> _Task requirements_
In the entries that follow, find the word "Winter" and report each line it is on.

> _Data section_
____________
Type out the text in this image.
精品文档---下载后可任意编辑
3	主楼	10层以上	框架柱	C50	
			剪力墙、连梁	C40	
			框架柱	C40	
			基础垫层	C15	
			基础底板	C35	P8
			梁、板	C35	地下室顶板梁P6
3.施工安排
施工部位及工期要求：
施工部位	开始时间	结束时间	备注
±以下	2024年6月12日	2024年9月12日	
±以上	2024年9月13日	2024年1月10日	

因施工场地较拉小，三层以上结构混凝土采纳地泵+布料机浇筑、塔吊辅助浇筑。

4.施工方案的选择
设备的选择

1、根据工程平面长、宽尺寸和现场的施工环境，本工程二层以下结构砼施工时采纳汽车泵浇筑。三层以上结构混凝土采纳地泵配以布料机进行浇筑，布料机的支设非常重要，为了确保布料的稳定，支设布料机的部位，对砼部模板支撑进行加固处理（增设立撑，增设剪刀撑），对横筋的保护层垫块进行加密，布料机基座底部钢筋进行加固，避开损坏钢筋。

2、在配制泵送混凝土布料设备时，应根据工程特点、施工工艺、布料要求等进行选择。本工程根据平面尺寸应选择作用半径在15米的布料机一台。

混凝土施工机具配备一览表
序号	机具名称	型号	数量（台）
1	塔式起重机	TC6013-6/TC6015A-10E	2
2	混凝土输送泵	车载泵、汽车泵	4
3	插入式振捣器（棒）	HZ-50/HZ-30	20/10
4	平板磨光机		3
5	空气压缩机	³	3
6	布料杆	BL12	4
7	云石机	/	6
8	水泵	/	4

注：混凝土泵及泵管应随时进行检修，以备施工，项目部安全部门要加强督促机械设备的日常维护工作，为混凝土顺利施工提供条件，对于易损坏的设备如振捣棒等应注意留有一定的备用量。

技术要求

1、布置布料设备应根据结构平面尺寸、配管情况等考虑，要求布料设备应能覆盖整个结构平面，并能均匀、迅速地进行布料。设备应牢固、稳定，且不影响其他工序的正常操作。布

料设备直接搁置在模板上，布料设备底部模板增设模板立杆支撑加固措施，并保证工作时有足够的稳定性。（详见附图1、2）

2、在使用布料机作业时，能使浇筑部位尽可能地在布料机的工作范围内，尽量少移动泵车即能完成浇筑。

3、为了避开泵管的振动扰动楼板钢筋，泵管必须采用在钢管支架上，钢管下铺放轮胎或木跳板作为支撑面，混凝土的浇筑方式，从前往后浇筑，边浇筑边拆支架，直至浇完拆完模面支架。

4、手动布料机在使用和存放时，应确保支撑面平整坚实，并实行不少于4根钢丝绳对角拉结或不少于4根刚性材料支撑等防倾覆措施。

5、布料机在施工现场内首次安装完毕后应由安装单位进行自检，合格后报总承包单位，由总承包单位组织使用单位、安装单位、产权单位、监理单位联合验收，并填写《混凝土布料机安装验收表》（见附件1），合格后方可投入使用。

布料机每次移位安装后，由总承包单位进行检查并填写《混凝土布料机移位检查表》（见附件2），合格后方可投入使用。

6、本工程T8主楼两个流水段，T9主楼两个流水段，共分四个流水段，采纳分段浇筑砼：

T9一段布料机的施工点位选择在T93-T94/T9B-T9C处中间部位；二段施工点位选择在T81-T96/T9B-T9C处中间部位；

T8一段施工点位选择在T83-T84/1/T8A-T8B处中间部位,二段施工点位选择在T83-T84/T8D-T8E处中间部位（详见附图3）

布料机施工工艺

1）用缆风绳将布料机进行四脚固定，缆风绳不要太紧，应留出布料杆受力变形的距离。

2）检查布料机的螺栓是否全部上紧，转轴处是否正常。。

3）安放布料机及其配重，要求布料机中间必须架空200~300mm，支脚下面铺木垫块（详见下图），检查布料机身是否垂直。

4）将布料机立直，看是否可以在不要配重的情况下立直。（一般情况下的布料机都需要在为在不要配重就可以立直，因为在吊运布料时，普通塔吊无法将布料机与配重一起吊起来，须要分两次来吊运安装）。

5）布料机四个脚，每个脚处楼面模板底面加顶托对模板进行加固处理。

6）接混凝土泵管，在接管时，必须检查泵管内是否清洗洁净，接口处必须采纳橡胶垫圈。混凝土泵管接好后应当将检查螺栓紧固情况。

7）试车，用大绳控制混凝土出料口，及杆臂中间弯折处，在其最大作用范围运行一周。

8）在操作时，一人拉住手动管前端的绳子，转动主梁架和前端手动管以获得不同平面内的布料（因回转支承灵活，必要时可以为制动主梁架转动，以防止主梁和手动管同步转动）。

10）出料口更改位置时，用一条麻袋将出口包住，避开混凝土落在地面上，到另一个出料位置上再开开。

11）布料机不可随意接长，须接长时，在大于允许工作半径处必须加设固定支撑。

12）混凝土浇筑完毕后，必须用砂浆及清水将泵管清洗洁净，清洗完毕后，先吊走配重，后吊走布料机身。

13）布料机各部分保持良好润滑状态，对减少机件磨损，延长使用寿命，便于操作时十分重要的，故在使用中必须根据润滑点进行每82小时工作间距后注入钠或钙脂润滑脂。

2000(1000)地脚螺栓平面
____________
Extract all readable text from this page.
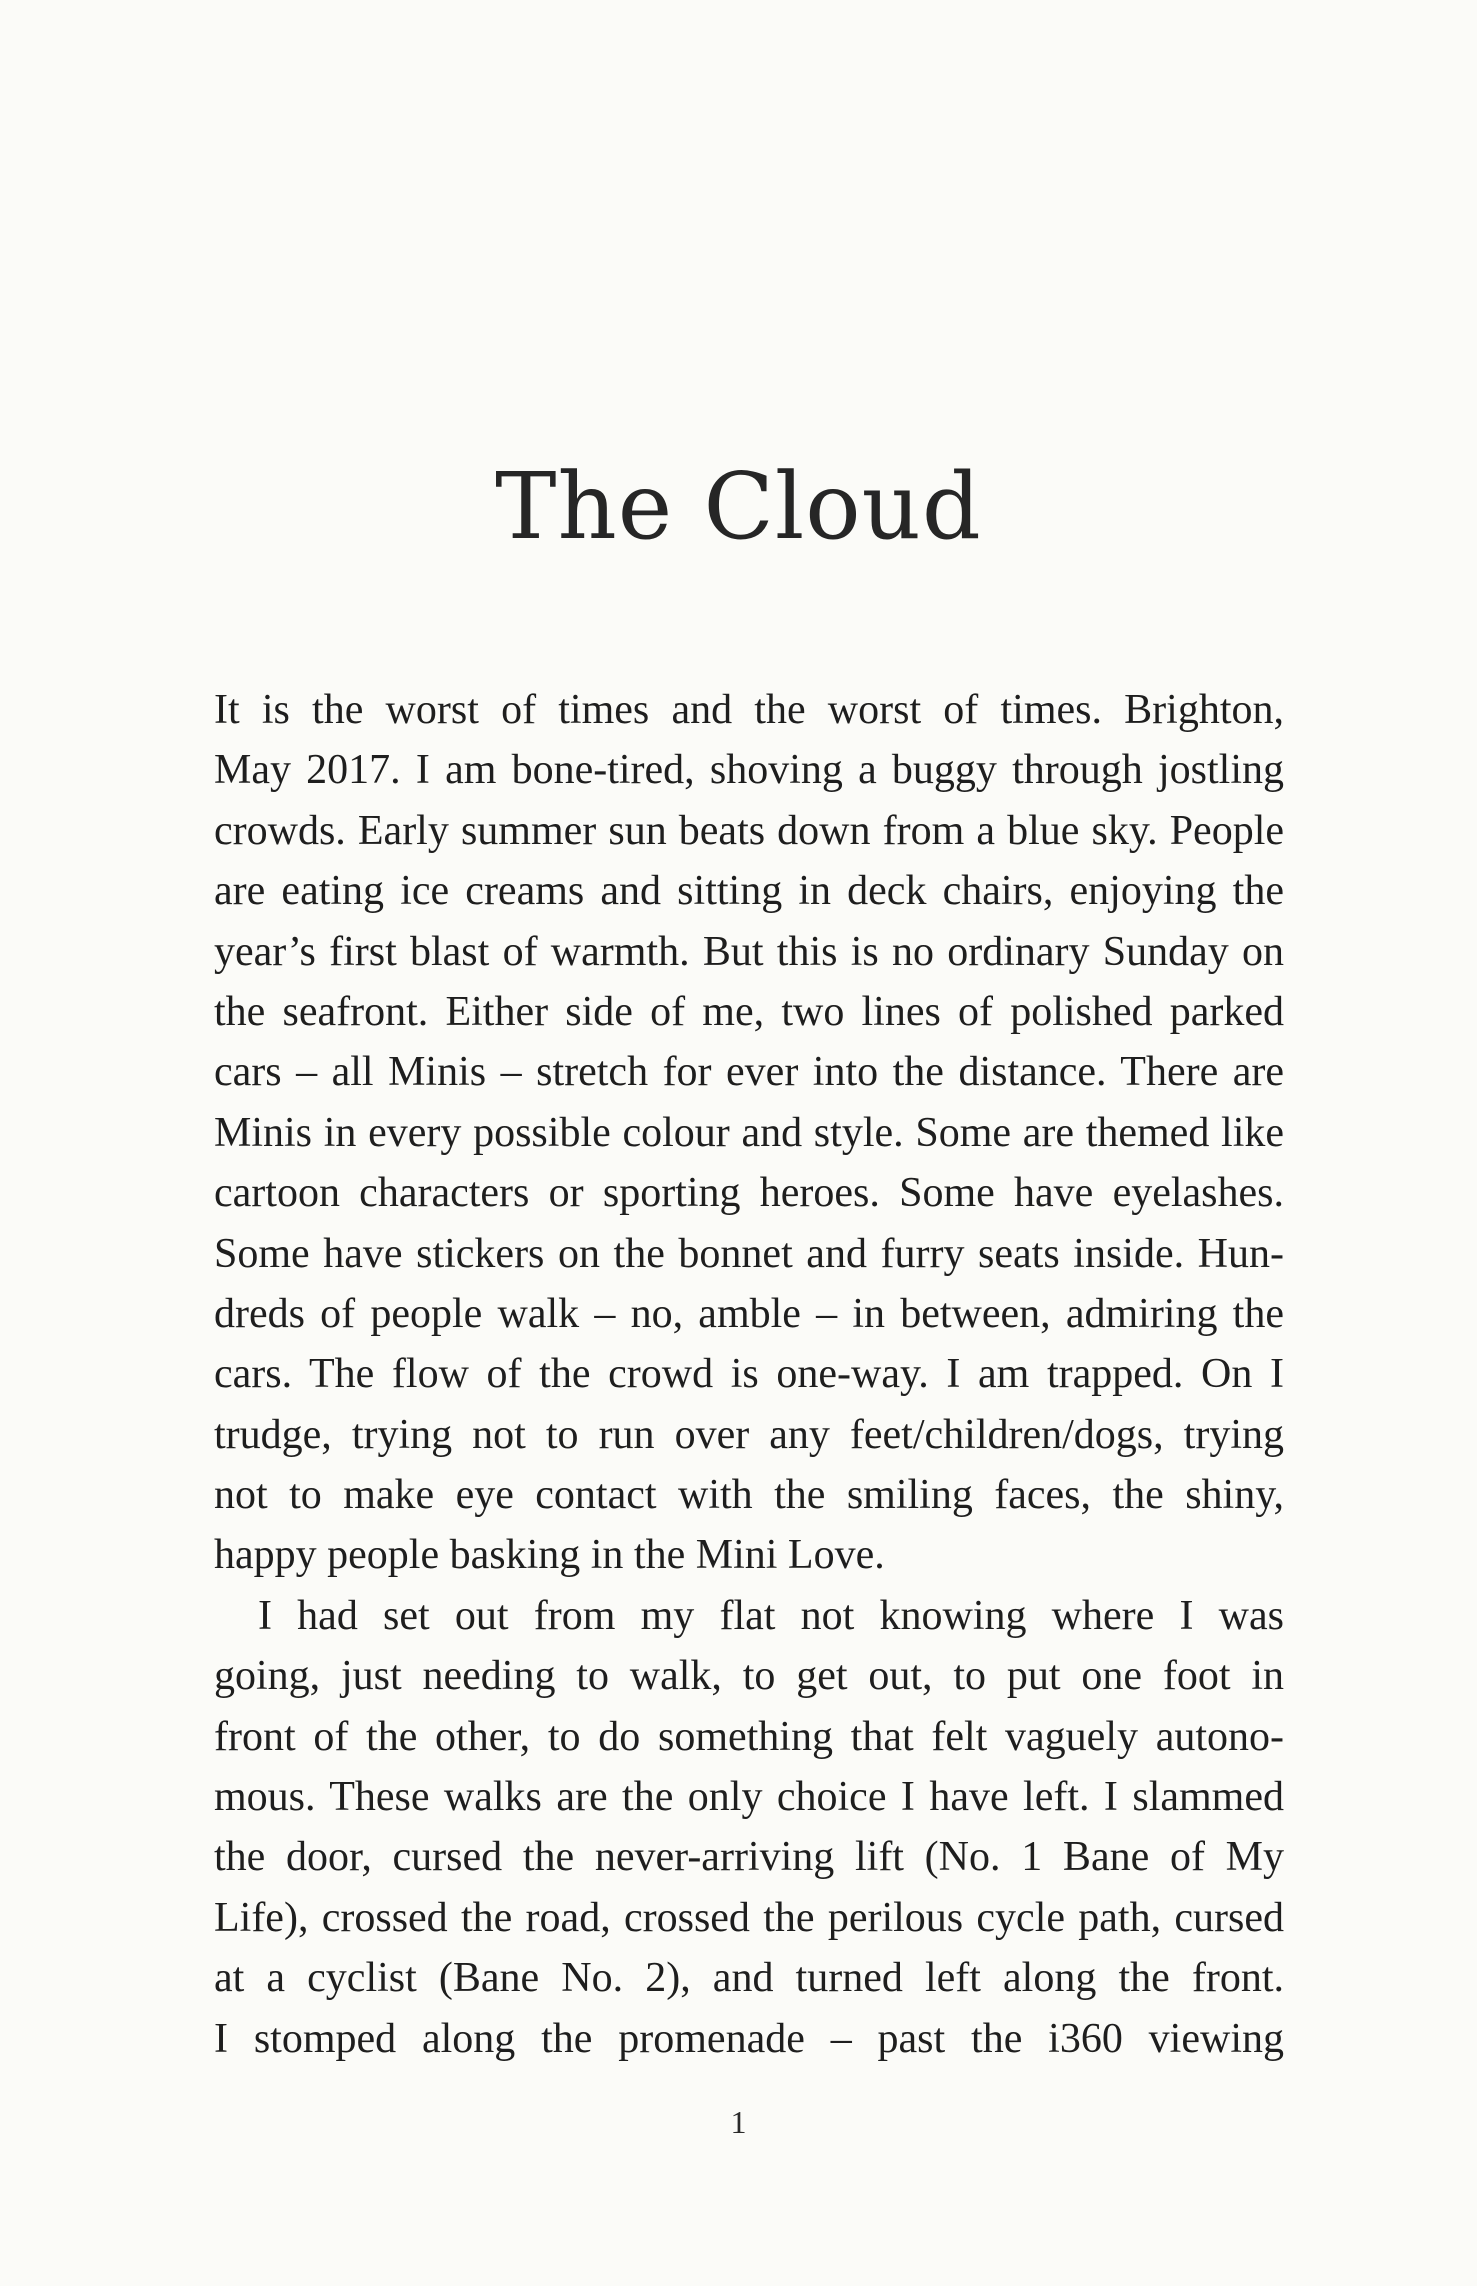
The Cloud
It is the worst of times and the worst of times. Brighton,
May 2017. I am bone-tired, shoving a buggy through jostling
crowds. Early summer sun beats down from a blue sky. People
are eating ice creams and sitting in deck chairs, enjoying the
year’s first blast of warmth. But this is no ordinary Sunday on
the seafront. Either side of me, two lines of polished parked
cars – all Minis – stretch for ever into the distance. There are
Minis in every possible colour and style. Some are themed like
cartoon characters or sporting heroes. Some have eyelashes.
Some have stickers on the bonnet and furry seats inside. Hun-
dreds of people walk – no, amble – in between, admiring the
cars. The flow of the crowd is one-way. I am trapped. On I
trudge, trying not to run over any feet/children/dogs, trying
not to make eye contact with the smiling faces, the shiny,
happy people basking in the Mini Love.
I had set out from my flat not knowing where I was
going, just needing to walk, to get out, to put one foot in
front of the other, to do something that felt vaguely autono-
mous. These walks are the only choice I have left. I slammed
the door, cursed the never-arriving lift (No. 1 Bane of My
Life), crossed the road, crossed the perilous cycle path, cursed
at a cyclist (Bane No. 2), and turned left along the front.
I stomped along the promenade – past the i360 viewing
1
____________
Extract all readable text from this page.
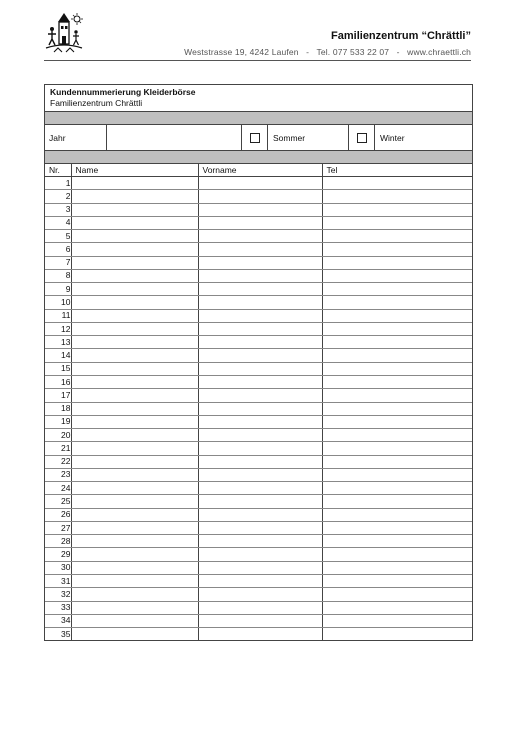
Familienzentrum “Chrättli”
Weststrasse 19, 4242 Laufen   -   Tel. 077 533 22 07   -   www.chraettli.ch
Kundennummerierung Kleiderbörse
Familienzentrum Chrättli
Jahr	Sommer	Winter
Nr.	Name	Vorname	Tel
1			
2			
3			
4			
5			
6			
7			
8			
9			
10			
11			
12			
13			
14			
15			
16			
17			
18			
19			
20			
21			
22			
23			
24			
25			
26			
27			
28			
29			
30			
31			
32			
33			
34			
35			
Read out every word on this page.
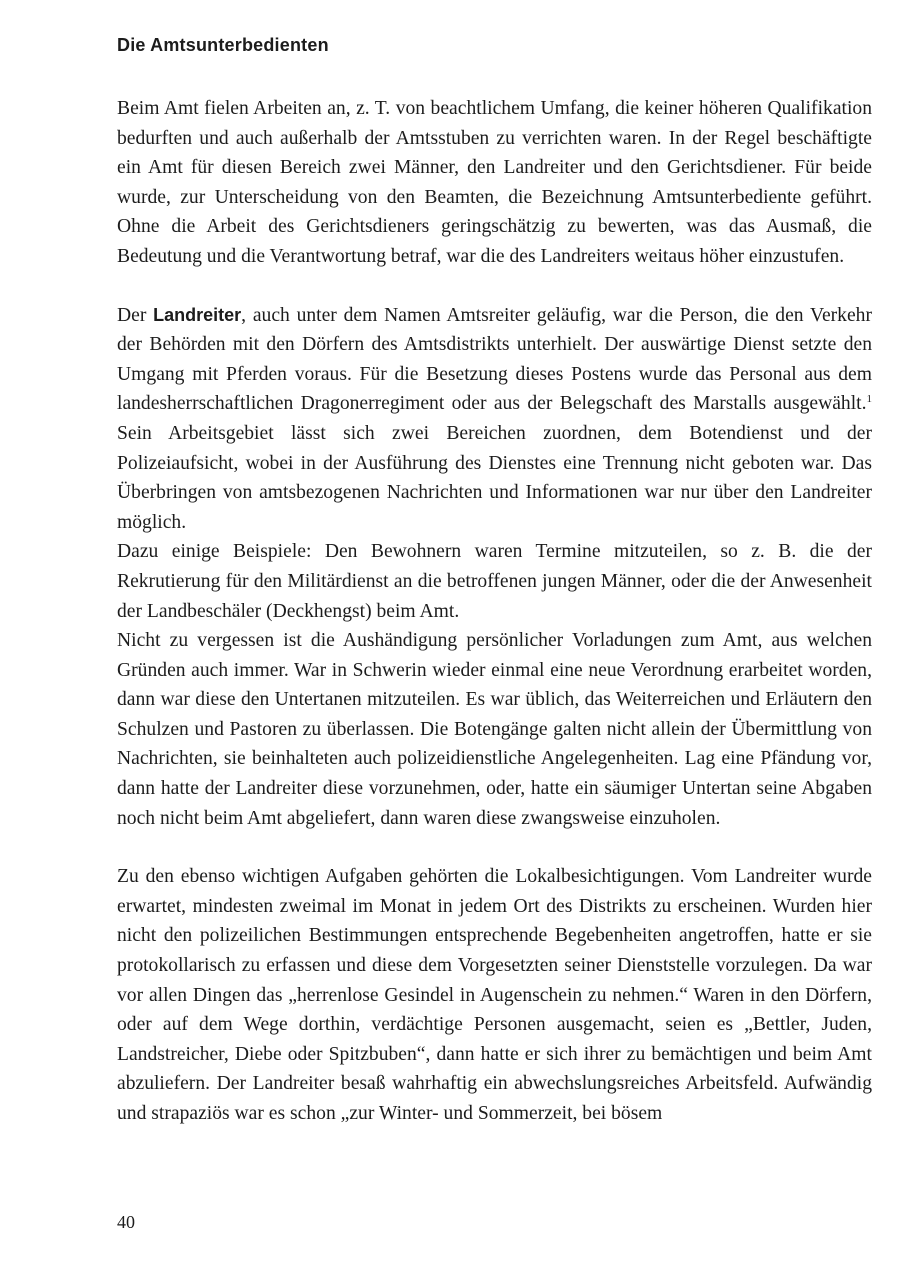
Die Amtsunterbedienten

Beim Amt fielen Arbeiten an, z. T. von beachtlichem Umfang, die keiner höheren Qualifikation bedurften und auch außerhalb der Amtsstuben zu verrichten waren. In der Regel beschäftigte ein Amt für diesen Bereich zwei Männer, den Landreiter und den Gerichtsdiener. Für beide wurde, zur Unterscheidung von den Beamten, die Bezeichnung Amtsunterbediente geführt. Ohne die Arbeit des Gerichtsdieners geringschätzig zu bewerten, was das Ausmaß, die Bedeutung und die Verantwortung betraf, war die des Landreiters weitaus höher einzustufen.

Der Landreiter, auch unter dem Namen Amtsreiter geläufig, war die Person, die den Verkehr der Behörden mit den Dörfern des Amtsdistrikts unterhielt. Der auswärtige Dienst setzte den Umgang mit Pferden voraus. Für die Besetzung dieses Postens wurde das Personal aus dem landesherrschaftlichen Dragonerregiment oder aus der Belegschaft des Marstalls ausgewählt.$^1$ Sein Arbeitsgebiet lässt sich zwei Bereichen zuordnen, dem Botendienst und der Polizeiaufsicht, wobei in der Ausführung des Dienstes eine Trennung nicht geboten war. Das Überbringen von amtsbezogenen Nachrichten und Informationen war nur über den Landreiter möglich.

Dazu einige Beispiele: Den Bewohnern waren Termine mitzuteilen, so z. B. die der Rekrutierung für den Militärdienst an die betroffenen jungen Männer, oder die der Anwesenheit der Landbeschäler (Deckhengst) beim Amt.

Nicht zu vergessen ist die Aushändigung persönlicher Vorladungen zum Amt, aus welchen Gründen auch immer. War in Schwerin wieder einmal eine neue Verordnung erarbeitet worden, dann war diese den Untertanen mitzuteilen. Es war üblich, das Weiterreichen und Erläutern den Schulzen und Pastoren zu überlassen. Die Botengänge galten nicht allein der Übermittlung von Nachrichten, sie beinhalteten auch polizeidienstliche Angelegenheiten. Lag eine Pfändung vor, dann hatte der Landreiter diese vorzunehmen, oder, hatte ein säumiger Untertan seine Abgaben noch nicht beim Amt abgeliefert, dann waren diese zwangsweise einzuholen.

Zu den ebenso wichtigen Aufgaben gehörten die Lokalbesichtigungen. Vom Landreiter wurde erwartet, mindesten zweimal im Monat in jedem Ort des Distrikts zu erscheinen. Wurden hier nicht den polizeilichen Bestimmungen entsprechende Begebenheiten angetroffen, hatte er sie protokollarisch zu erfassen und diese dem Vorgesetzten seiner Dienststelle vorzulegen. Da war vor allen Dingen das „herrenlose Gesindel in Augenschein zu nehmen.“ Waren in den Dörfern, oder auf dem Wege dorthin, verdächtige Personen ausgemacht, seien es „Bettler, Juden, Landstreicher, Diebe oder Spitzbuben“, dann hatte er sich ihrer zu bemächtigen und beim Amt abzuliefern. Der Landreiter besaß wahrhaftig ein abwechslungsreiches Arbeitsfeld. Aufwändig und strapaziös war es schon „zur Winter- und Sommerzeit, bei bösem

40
____________
> _Output_
Jahr	Sommer	Winter
Zu den ebenso wichtigen Aufgaben gehörten die Lokalbesichtigungen. Vom Landreiter wurde erwartet, mindesten zweimal im Monat in jedem Ort des Distrikts zu erscheinen. Wurden hier nicht den polizeilichen Bestimmungen entsprechende Begebenheiten angetroffen, hatte er sie protokollarisch zu erfassen und diese dem Vorgesetzten seiner Dienststelle vorzulegen. Da war vor allen Dingen das „herrenlose Gesindel in Augenschein zu nehmen.“ Waren in den Dörfern, oder auf dem Wege dorthin, verdächtige Personen ausgemacht, seien es „Bettler, Juden, Landstreicher, Diebe oder Spitzbuben“, dann hatte er sich ihrer zu bemächtigen und beim Amt abzuliefern. Der Landreiter besaß wahrhaftig ein abwechslungsreiches Arbeitsfeld. Aufwändig und strapaziös war es schon „zur Winter- und Sommerzeit, bei bösem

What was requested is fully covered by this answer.